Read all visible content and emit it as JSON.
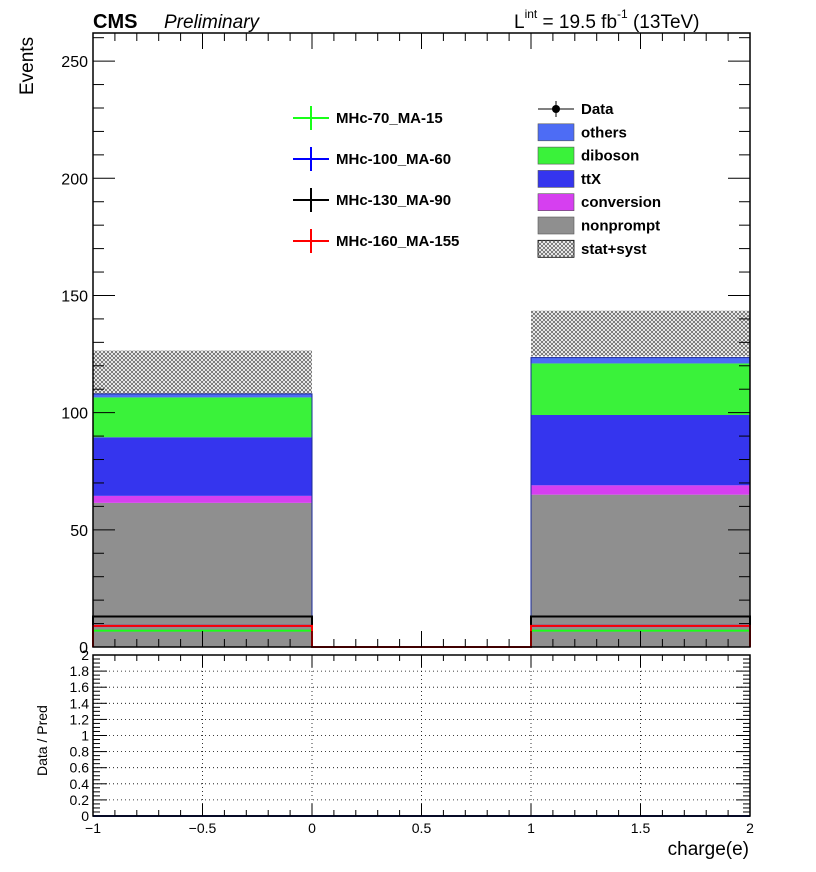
{
  "header": {
    "cms_label": "CMS",
    "preliminary_label": "Preliminary",
    "lumi_prefix": "L",
    "lumi_superscript": "int",
    "lumi_value": " = 19.5 fb",
    "lumi_exponent": "-1",
    "lumi_energy": " (13TeV)"
  },
  "colors": {
    "others": "#4d6cf5",
    "diboson": "#3af23a",
    "ttX": "#3535ee",
    "conversion": "#d63ff0",
    "nonprompt": "#8f8f8f",
    "MHc-70_MA-15": "#19ff19",
    "MHc-100_MA-60": "#0000ff",
    "MHc-130_MA-90": "#000000",
    "MHc-160_MA-155": "#ff0000"
  },
  "chart_data": [
    {
      "type": "bar",
      "stacked": true,
      "bins": [
        [
          -1,
          0
        ],
        [
          0,
          1
        ],
        [
          1,
          2
        ]
      ],
      "series": [
        {
          "name": "nonprompt",
          "values": [
            61.5,
            0,
            65
          ]
        },
        {
          "name": "conversion",
          "values": [
            3,
            0,
            4
          ]
        },
        {
          "name": "ttX",
          "values": [
            25,
            0,
            30
          ]
        },
        {
          "name": "diboson",
          "values": [
            17,
            0,
            22
          ]
        },
        {
          "name": "others",
          "values": [
            1.5,
            0,
            2.5
          ]
        }
      ],
      "uncertainty": {
        "name": "stat+syst",
        "up": [
          126.5,
          0,
          143.5
        ],
        "down": [
          108,
          0,
          124
        ]
      },
      "signals": [
        {
          "name": "MHc-70_MA-15",
          "values": [
            7,
            0,
            7
          ]
        },
        {
          "name": "MHc-100_MA-60",
          "values": [
            9,
            0,
            9
          ]
        },
        {
          "name": "MHc-130_MA-90",
          "values": [
            13,
            0,
            13
          ]
        },
        {
          "name": "MHc-160_MA-155",
          "values": [
            9,
            0,
            9
          ]
        }
      ],
      "data_entry": "Data",
      "xlim": [
        -1,
        2
      ],
      "ylim": [
        0,
        262
      ],
      "ylabel": "Events",
      "x_ticks": [
        -1,
        -0.5,
        0,
        0.5,
        1,
        1.5,
        2
      ],
      "x_tick_labels": [
        "−1",
        "−0.5",
        "0",
        "0.5",
        "1",
        "1.5",
        "2"
      ],
      "y_ticks": [
        0,
        50,
        100,
        150,
        200,
        250
      ],
      "y_tick_labels": [
        "0",
        "50",
        "100",
        "150",
        "200",
        "250"
      ],
      "legend_main": [
        "Data",
        "others",
        "diboson",
        "ttX",
        "conversion",
        "nonprompt",
        "stat+syst"
      ],
      "legend_signals": [
        "MHc-70_MA-15",
        "MHc-100_MA-60",
        "MHc-130_MA-90",
        "MHc-160_MA-155"
      ]
    },
    {
      "type": "line",
      "xlim": [
        -1,
        2
      ],
      "ylim": [
        0,
        2
      ],
      "xlabel": "charge(e)",
      "ylabel": "Data / Pred",
      "grid": true,
      "x_ticks": [
        -1,
        -0.5,
        0,
        0.5,
        1,
        1.5,
        2
      ],
      "x_tick_labels": [
        "−1",
        "−0.5",
        "0",
        "0.5",
        "1",
        "1.5",
        "2"
      ],
      "y_ticks": [
        0,
        0.2,
        0.4,
        0.6,
        0.8,
        1,
        1.2,
        1.4,
        1.6,
        1.8,
        2
      ],
      "y_tick_labels": [
        "0",
        "0.2",
        "0.4",
        "0.6",
        "0.8",
        "1",
        "1.2",
        "1.4",
        "1.6",
        "1.8",
        "2"
      ],
      "values": [
        0,
        0,
        0
      ]
    }
  ]
}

******************************

**Task instructions**
Skip the pictures, then retype every line above exactly.

**Exercise solution**
Read all visible content and emit it as JSON.
{
  "header": {
    "cms_label": "CMS",
    "preliminary_label": "Preliminary",
    "lumi_prefix": "L",
    "lumi_superscript": "int",
    "lumi_value": " = 19.5 fb",
    "lumi_exponent": "-1",
    "lumi_energy": " (13TeV)"
  },
  "colors": {
    "others": "#4d6cf5",
    "diboson": "#3af23a",
    "ttX": "#3535ee",
    "conversion": "#d63ff0",
    "nonprompt": "#8f8f8f",
    "MHc-70_MA-15": "#19ff19",
    "MHc-100_MA-60": "#0000ff",
    "MHc-130_MA-90": "#000000",
    "MHc-160_MA-155": "#ff0000"
  },
  "chart_data": [
    {
      "type": "bar",
      "stacked": true,
      "bins": [
        [
          -1,
          0
        ],
        [
          0,
          1
        ],
        [
          1,
          2
        ]
      ],
      "series": [
        {
          "name": "nonprompt",
          "values": [
            61.5,
            0,
            65
          ]
        },
        {
          "name": "conversion",
          "values": [
            3,
            0,
            4
          ]
        },
        {
          "name": "ttX",
          "values": [
            25,
            0,
            30
          ]
        },
        {
          "name": "diboson",
          "values": [
            17,
            0,
            22
          ]
        },
        {
          "name": "others",
          "values": [
            1.5,
            0,
            2.5
          ]
        }
      ],
      "uncertainty": {
        "name": "stat+syst",
        "up": [
          126.5,
          0,
          143.5
        ],
        "down": [
          108,
          0,
          124
        ]
      },
      "signals": [
        {
          "name": "MHc-70_MA-15",
          "values": [
            7,
            0,
            7
          ]
        },
        {
          "name": "MHc-100_MA-60",
          "values": [
            9,
            0,
            9
          ]
        },
        {
          "name": "MHc-130_MA-90",
          "values": [
            13,
            0,
            13
          ]
        },
        {
          "name": "MHc-160_MA-155",
          "values": [
            9,
            0,
            9
          ]
        }
      ],
      "data_entry": "Data",
      "xlim": [
        -1,
        2
      ],
      "ylim": [
        0,
        262
      ],
      "ylabel": "Events",
      "x_ticks": [
        -1,
        -0.5,
        0,
        0.5,
        1,
        1.5,
        2
      ],
      "x_tick_labels": [
        "−1",
        "−0.5",
        "0",
        "0.5",
        "1",
        "1.5",
        "2"
      ],
      "y_ticks": [
        0,
        50,
        100,
        150,
        200,
        250
      ],
      "y_tick_labels": [
        "0",
        "50",
        "100",
        "150",
        "200",
        "250"
      ],
      "legend_main": [
        "Data",
        "others",
        "diboson",
        "ttX",
        "conversion",
        "nonprompt",
        "stat+syst"
      ],
      "legend_signals": [
        "MHc-70_MA-15",
        "MHc-100_MA-60",
        "MHc-130_MA-90",
        "MHc-160_MA-155"
      ]
    },
    {
      "type": "line",
      "xlim": [
        -1,
        2
      ],
      "ylim": [
        0,
        2
      ],
      "xlabel": "charge(e)",
      "ylabel": "Data / Pred",
      "grid": true,
      "x_ticks": [
        -1,
        -0.5,
        0,
        0.5,
        1,
        1.5,
        2
      ],
      "x_tick_labels": [
        "−1",
        "−0.5",
        "0",
        "0.5",
        "1",
        "1.5",
        "2"
      ],
      "y_ticks": [
        0,
        0.2,
        0.4,
        0.6,
        0.8,
        1,
        1.2,
        1.4,
        1.6,
        1.8,
        2
      ],
      "y_tick_labels": [
        "0",
        "0.2",
        "0.4",
        "0.6",
        "0.8",
        "1",
        "1.2",
        "1.4",
        "1.6",
        "1.8",
        "2"
      ],
      "values": [
        0,
        0,
        0
      ]
    }
  ]
}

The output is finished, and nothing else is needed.